= TASK STATEMENT =
In the material below, find all lines with the string "this" and copy them.

- - -

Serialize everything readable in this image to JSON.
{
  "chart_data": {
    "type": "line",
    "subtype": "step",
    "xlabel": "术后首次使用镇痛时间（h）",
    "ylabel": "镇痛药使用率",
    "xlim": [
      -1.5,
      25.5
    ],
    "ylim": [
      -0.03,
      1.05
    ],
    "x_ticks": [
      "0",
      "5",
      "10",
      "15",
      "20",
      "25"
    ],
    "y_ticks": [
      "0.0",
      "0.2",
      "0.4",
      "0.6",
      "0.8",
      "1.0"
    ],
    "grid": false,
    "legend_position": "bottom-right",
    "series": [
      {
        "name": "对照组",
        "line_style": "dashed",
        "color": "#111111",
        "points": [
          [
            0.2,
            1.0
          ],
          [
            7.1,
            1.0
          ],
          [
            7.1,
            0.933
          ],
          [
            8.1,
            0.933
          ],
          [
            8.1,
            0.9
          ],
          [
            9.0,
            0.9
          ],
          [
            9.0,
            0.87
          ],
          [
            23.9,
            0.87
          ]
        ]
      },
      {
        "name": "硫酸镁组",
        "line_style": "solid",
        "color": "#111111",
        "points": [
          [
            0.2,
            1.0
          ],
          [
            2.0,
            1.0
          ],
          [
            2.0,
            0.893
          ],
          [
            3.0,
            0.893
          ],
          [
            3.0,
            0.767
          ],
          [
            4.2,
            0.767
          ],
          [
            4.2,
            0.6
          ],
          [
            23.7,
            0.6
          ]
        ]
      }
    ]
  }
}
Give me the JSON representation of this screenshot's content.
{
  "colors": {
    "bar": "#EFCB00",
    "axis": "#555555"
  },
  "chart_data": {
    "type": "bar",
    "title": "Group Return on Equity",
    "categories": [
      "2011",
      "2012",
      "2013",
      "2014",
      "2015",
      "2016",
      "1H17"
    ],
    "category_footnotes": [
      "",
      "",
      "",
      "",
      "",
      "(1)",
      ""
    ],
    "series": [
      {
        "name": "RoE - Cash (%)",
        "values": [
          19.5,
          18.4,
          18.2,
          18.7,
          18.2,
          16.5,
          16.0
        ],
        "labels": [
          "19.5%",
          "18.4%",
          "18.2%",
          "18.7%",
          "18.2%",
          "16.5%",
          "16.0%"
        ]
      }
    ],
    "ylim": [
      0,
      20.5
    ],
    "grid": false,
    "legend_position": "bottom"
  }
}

- - -

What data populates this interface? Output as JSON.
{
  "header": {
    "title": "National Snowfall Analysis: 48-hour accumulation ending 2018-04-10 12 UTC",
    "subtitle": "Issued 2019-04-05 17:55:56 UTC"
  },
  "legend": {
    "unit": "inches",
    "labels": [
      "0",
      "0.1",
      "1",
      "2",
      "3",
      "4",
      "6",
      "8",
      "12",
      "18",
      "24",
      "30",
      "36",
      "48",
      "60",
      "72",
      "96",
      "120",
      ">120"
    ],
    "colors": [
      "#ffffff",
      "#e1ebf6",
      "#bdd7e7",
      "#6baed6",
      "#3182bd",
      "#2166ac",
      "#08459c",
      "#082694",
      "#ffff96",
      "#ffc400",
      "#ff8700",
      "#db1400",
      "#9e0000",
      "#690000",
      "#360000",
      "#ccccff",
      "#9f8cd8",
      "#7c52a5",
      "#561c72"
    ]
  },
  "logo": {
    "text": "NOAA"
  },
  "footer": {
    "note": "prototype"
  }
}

- - -

= TASK RESPONSE =
Serialize everything readable in this image to JSON.
Give me the JSON representation of this screenshot's content.
What data populates this interface? Output as JSON.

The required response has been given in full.